What to produce:
Beneath this task is a listing; retype all of it exactly.

Data rows:
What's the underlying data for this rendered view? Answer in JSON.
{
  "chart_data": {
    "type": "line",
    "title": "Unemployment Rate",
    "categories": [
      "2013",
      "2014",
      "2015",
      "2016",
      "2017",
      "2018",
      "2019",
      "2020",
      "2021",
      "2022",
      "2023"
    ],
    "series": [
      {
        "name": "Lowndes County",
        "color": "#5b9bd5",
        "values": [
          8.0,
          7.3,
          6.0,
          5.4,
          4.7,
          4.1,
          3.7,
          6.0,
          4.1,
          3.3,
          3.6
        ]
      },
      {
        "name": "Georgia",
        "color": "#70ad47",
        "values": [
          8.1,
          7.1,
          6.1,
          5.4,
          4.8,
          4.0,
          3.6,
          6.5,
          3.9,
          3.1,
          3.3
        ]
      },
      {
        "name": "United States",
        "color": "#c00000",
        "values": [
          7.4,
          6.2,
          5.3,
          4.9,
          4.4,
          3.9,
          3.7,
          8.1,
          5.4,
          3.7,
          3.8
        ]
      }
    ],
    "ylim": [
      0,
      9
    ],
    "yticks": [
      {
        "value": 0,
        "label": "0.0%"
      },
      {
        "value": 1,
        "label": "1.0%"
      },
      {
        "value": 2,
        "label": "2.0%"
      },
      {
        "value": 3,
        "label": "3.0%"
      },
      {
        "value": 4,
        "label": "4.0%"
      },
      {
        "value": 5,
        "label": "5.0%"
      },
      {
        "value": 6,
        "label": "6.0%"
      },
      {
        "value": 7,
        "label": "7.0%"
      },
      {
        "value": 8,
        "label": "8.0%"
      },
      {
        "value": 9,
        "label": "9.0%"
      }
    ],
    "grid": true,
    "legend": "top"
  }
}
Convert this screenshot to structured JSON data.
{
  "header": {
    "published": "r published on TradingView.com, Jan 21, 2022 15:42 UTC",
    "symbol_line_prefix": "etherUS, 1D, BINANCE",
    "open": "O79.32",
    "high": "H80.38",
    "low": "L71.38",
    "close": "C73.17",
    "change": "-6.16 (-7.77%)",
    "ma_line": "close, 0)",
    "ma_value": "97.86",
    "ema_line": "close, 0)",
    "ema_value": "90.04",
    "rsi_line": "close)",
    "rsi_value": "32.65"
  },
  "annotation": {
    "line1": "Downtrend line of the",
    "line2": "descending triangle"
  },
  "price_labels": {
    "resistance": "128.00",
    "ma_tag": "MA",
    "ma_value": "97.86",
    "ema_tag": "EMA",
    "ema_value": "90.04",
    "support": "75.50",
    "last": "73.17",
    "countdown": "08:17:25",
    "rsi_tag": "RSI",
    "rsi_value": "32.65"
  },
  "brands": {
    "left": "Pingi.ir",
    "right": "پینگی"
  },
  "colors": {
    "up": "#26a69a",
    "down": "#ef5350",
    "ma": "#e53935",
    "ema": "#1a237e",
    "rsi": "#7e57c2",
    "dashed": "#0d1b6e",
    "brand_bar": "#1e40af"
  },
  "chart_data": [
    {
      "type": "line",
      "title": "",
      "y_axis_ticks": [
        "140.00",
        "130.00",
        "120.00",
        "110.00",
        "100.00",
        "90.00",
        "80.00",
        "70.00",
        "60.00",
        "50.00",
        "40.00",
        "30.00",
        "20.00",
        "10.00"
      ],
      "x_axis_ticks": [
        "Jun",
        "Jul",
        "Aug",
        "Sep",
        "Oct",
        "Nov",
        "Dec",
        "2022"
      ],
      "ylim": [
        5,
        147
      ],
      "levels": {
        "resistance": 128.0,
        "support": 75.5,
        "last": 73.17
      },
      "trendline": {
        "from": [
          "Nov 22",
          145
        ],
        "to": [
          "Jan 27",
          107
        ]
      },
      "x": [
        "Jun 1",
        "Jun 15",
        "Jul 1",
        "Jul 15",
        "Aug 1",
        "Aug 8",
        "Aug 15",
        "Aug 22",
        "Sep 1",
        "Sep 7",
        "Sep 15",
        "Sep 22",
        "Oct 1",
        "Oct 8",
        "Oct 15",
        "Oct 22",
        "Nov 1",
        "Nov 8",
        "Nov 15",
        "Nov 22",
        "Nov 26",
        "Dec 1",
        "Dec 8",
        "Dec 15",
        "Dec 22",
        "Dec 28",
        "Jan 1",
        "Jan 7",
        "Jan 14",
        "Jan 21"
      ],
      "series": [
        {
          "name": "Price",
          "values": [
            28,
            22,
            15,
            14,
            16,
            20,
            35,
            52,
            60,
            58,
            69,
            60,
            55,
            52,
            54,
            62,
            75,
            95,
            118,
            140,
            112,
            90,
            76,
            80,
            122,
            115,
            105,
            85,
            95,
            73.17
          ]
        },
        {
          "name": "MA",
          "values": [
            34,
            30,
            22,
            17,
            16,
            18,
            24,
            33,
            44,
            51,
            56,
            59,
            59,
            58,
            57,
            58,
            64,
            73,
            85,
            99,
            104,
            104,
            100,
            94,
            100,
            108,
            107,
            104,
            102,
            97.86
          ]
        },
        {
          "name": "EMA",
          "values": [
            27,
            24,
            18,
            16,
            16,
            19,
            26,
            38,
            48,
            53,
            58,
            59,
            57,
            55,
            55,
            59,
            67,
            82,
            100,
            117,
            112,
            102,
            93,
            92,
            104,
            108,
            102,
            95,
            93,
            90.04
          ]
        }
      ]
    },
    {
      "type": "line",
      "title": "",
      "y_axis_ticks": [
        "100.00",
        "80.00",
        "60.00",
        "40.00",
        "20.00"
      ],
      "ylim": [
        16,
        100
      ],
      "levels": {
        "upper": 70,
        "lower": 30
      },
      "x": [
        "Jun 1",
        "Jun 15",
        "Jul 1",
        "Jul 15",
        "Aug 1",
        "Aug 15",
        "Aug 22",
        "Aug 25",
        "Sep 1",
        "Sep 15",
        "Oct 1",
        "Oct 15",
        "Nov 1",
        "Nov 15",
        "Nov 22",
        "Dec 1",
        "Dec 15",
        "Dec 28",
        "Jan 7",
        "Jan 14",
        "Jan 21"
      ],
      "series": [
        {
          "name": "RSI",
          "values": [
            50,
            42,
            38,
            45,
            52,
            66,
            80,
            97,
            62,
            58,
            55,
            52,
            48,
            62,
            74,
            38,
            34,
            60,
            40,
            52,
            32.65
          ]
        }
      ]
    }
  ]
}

Solution:
What's the underlying data for this rendered view? Answer in JSON.
{
  "chart_data": {
    "type": "line",
    "title": "Unemployment Rate",
    "categories": [
      "2013",
      "2014",
      "2015",
      "2016",
      "2017",
      "2018",
      "2019",
      "2020",
      "2021",
      "2022",
      "2023"
    ],
    "series": [
      {
        "name": "Lowndes County",
        "color": "#5b9bd5",
        "values": [
          8.0,
          7.3,
          6.0,
          5.4,
          4.7,
          4.1,
          3.7,
          6.0,
          4.1,
          3.3,
          3.6
        ]
      },
      {
        "name": "Georgia",
        "color": "#70ad47",
        "values": [
          8.1,
          7.1,
          6.1,
          5.4,
          4.8,
          4.0,
          3.6,
          6.5,
          3.9,
          3.1,
          3.3
        ]
      },
      {
        "name": "United States",
        "color": "#c00000",
        "values": [
          7.4,
          6.2,
          5.3,
          4.9,
          4.4,
          3.9,
          3.7,
          8.1,
          5.4,
          3.7,
          3.8
        ]
      }
    ],
    "ylim": [
      0,
      9
    ],
    "yticks": [
      {
        "value": 0,
        "label": "0.0%"
      },
      {
        "value": 1,
        "label": "1.0%"
      },
      {
        "value": 2,
        "label": "2.0%"
      },
      {
        "value": 3,
        "label": "3.0%"
      },
      {
        "value": 4,
        "label": "4.0%"
      },
      {
        "value": 5,
        "label": "5.0%"
      },
      {
        "value": 6,
        "label": "6.0%"
      },
      {
        "value": 7,
        "label": "7.0%"
      },
      {
        "value": 8,
        "label": "8.0%"
      },
      {
        "value": 9,
        "label": "9.0%"
      }
    ],
    "grid": true,
    "legend": "top"
  }
}
Convert this screenshot to structured JSON data.
{
  "header": {
    "published": "r published on TradingView.com, Jan 21, 2022 15:42 UTC",
    "symbol_line_prefix": "etherUS, 1D, BINANCE",
    "open": "O79.32",
    "high": "H80.38",
    "low": "L71.38",
    "close": "C73.17",
    "change": "-6.16 (-7.77%)",
    "ma_line": "close, 0)",
    "ma_value": "97.86",
    "ema_line": "close, 0)",
    "ema_value": "90.04",
    "rsi_line": "close)",
    "rsi_value": "32.65"
  },
  "annotation": {
    "line1": "Downtrend line of the",
    "line2": "descending triangle"
  },
  "price_labels": {
    "resistance": "128.00",
    "ma_tag": "MA",
    "ma_value": "97.86",
    "ema_tag": "EMA",
    "ema_value": "90.04",
    "support": "75.50",
    "last": "73.17",
    "countdown": "08:17:25",
    "rsi_tag": "RSI",
    "rsi_value": "32.65"
  },
  "brands": {
    "left": "Pingi.ir",
    "right": "پینگی"
  },
  "colors": {
    "up": "#26a69a",
    "down": "#ef5350",
    "ma": "#e53935",
    "ema": "#1a237e",
    "rsi": "#7e57c2",
    "dashed": "#0d1b6e",
    "brand_bar": "#1e40af"
  },
  "chart_data": [
    {
      "type": "line",
      "title": "",
      "y_axis_ticks": [
        "140.00",
        "130.00",
        "120.00",
        "110.00",
        "100.00",
        "90.00",
        "80.00",
        "70.00",
        "60.00",
        "50.00",
        "40.00",
        "30.00",
        "20.00",
        "10.00"
      ],
      "x_axis_ticks": [
        "Jun",
        "Jul",
        "Aug",
        "Sep",
        "Oct",
        "Nov",
        "Dec",
        "2022"
      ],
      "ylim": [
        5,
        147
      ],
      "levels": {
        "resistance": 128.0,
        "support": 75.5,
        "last": 73.17
      },
      "trendline": {
        "from": [
          "Nov 22",
          145
        ],
        "to": [
          "Jan 27",
          107
        ]
      },
      "x": [
        "Jun 1",
        "Jun 15",
        "Jul 1",
        "Jul 15",
        "Aug 1",
        "Aug 8",
        "Aug 15",
        "Aug 22",
        "Sep 1",
        "Sep 7",
        "Sep 15",
        "Sep 22",
        "Oct 1",
        "Oct 8",
        "Oct 15",
        "Oct 22",
        "Nov 1",
        "Nov 8",
        "Nov 15",
        "Nov 22",
        "Nov 26",
        "Dec 1",
        "Dec 8",
        "Dec 15",
        "Dec 22",
        "Dec 28",
        "Jan 1",
        "Jan 7",
        "Jan 14",
        "Jan 21"
      ],
      "series": [
        {
          "name": "Price",
          "values": [
            28,
            22,
            15,
            14,
            16,
            20,
            35,
            52,
            60,
            58,
            69,
            60,
            55,
            52,
            54,
            62,
            75,
            95,
            118,
            140,
            112,
            90,
            76,
            80,
            122,
            115,
            105,
            85,
            95,
            73.17
          ]
        },
        {
          "name": "MA",
          "values": [
            34,
            30,
            22,
            17,
            16,
            18,
            24,
            33,
            44,
            51,
            56,
            59,
            59,
            58,
            57,
            58,
            64,
            73,
            85,
            99,
            104,
            104,
            100,
            94,
            100,
            108,
            107,
            104,
            102,
            97.86
          ]
        },
        {
          "name": "EMA",
          "values": [
            27,
            24,
            18,
            16,
            16,
            19,
            26,
            38,
            48,
            53,
            58,
            59,
            57,
            55,
            55,
            59,
            67,
            82,
            100,
            117,
            112,
            102,
            93,
            92,
            104,
            108,
            102,
            95,
            93,
            90.04
          ]
        }
      ]
    },
    {
      "type": "line",
      "title": "",
      "y_axis_ticks": [
        "100.00",
        "80.00",
        "60.00",
        "40.00",
        "20.00"
      ],
      "ylim": [
        16,
        100
      ],
      "levels": {
        "upper": 70,
        "lower": 30
      },
      "x": [
        "Jun 1",
        "Jun 15",
        "Jul 1",
        "Jul 15",
        "Aug 1",
        "Aug 15",
        "Aug 22",
        "Aug 25",
        "Sep 1",
        "Sep 15",
        "Oct 1",
        "Oct 15",
        "Nov 1",
        "Nov 15",
        "Nov 22",
        "Dec 1",
        "Dec 15",
        "Dec 28",
        "Jan 7",
        "Jan 14",
        "Jan 21"
      ],
      "series": [
        {
          "name": "RSI",
          "values": [
            50,
            42,
            38,
            45,
            52,
            66,
            80,
            97,
            62,
            58,
            55,
            52,
            48,
            62,
            74,
            38,
            34,
            60,
            40,
            52,
            32.65
          ]
        }
      ]
    }
  ]
}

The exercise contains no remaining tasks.